- **Stored data**:
▶
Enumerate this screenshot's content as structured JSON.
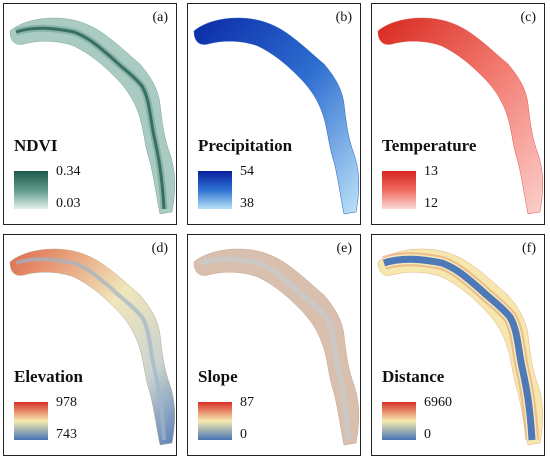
{
  "panels": [
    {
      "letter": "(a)",
      "title": "NDVI",
      "max": "0.34",
      "min": "0.03",
      "colors": [
        "#1e5a4b",
        "#5f9a8a",
        "#e4f0ec"
      ]
    },
    {
      "letter": "(b)",
      "title": "Precipitation",
      "max": "54",
      "min": "38",
      "colors": [
        "#0a1f9e",
        "#2d72d2",
        "#b7e0f6"
      ]
    },
    {
      "letter": "(c)",
      "title": "Temperature",
      "max": "13",
      "min": "12",
      "colors": [
        "#d7261e",
        "#ef6a60",
        "#fcd9d6"
      ]
    },
    {
      "letter": "(d)",
      "title": "Elevation",
      "max": "978",
      "min": "743",
      "colors": [
        "#d73027",
        "#f7e9b0",
        "#4575b4"
      ]
    },
    {
      "letter": "(e)",
      "title": "Slope",
      "max": "87",
      "min": "0",
      "colors": [
        "#d73027",
        "#f7e9b0",
        "#4575b4"
      ]
    },
    {
      "letter": "(f)",
      "title": "Distance",
      "max": "6960",
      "min": "0",
      "colors": [
        "#d73027",
        "#f7e9b0",
        "#4575b4"
      ]
    }
  ]
}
◀
- **Exercise objective**: Find how many lines in the listing hold "title", and reply with that number only.

- **Finished answer**: 6